**THE EXERCISE:**
Make an exact copy of each entry, leaving out every picture.

**RECORDS:**
— Start —
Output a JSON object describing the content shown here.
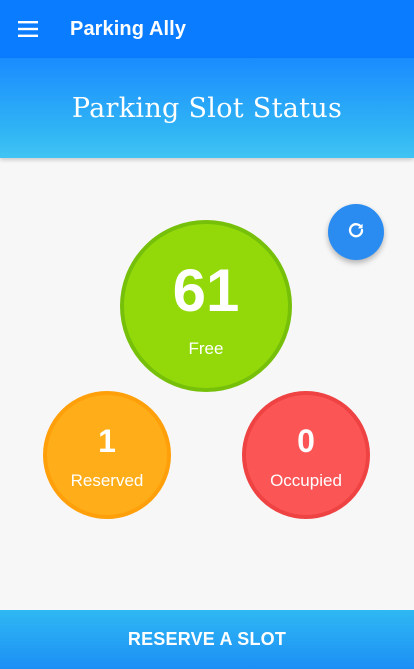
{
  "appbar": {
    "title": "Parking Ally",
    "menu_icon": "hamburger-menu-icon",
    "color": "#0a7cff"
  },
  "hero": {
    "title": "Parking Slot Status"
  },
  "refresh_button": {
    "icon": "refresh-icon",
    "color": "#2a8cf0"
  },
  "status": {
    "free": {
      "count": "61",
      "label": "Free",
      "color": "#93d90a"
    },
    "reserved": {
      "count": "1",
      "label": "Reserved",
      "color": "#ffad18"
    },
    "occupied": {
      "count": "0",
      "label": "Occupied",
      "color": "#fb5555"
    }
  },
  "action": {
    "reserve_label": "RESERVE A SLOT"
  }
}
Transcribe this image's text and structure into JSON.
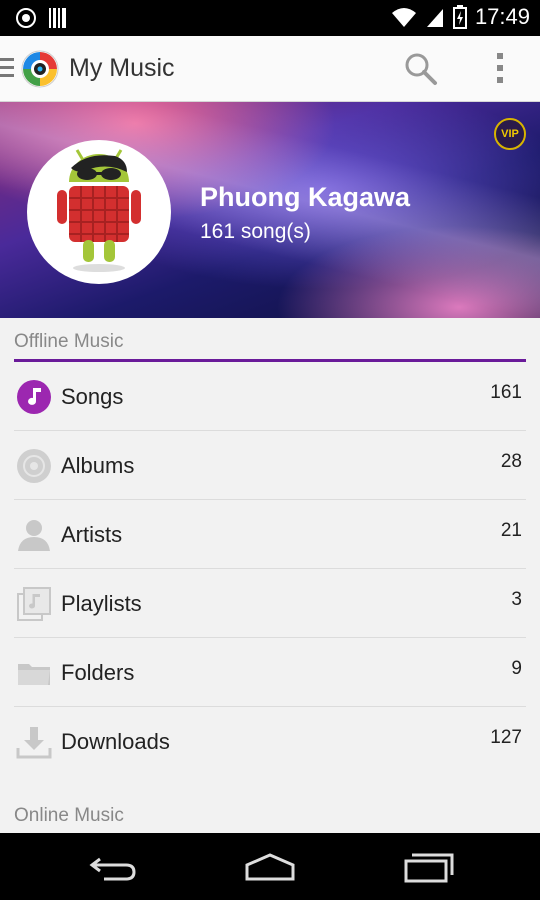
{
  "status_bar": {
    "time": "17:49",
    "icons": [
      "app-notification-icon",
      "barcode-icon",
      "wifi-icon",
      "signal-icon",
      "battery-charging-icon"
    ]
  },
  "app_bar": {
    "title": "My Music",
    "icons": [
      "hamburger-icon",
      "app-logo-icon",
      "search-icon",
      "overflow-menu-icon"
    ]
  },
  "profile": {
    "name": "Phuong Kagawa",
    "song_count": "161 song(s)",
    "badge": "VIP"
  },
  "offline_section": {
    "title": "Offline Music",
    "items": [
      {
        "label": "Songs",
        "count": "161",
        "icon": "music-note-icon"
      },
      {
        "label": "Albums",
        "count": "28",
        "icon": "disc-icon"
      },
      {
        "label": "Artists",
        "count": "21",
        "icon": "person-icon"
      },
      {
        "label": "Playlists",
        "count": "3",
        "icon": "playlist-icon"
      },
      {
        "label": "Folders",
        "count": "9",
        "icon": "folder-icon"
      },
      {
        "label": "Downloads",
        "count": "127",
        "icon": "download-icon"
      }
    ]
  },
  "online_section": {
    "title": "Online Music"
  },
  "colors": {
    "accent": "#6a1b9a",
    "songs_icon": "#9c27b0"
  }
}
— End —
**SOLUTION FOR THIS TASK:**
Output a JSON object describing the content shown here.
{
  "appbar": {
    "title": "Parking Ally",
    "menu_icon": "hamburger-menu-icon",
    "color": "#0a7cff"
  },
  "hero": {
    "title": "Parking Slot Status"
  },
  "refresh_button": {
    "icon": "refresh-icon",
    "color": "#2a8cf0"
  },
  "status": {
    "free": {
      "count": "61",
      "label": "Free",
      "color": "#93d90a"
    },
    "reserved": {
      "count": "1",
      "label": "Reserved",
      "color": "#ffad18"
    },
    "occupied": {
      "count": "0",
      "label": "Occupied",
      "color": "#fb5555"
    }
  },
  "action": {
    "reserve_label": "RESERVE A SLOT"
  }
}
Transcribe this image's text and structure into JSON.
{
  "status_bar": {
    "time": "17:49",
    "icons": [
      "app-notification-icon",
      "barcode-icon",
      "wifi-icon",
      "signal-icon",
      "battery-charging-icon"
    ]
  },
  "app_bar": {
    "title": "My Music",
    "icons": [
      "hamburger-icon",
      "app-logo-icon",
      "search-icon",
      "overflow-menu-icon"
    ]
  },
  "profile": {
    "name": "Phuong Kagawa",
    "song_count": "161 song(s)",
    "badge": "VIP"
  },
  "offline_section": {
    "title": "Offline Music",
    "items": [
      {
        "label": "Songs",
        "count": "161",
        "icon": "music-note-icon"
      },
      {
        "label": "Albums",
        "count": "28",
        "icon": "disc-icon"
      },
      {
        "label": "Artists",
        "count": "21",
        "icon": "person-icon"
      },
      {
        "label": "Playlists",
        "count": "3",
        "icon": "playlist-icon"
      },
      {
        "label": "Folders",
        "count": "9",
        "icon": "folder-icon"
      },
      {
        "label": "Downloads",
        "count": "127",
        "icon": "download-icon"
      }
    ]
  },
  "online_section": {
    "title": "Online Music"
  },
  "colors": {
    "accent": "#6a1b9a",
    "songs_icon": "#9c27b0"
  }
}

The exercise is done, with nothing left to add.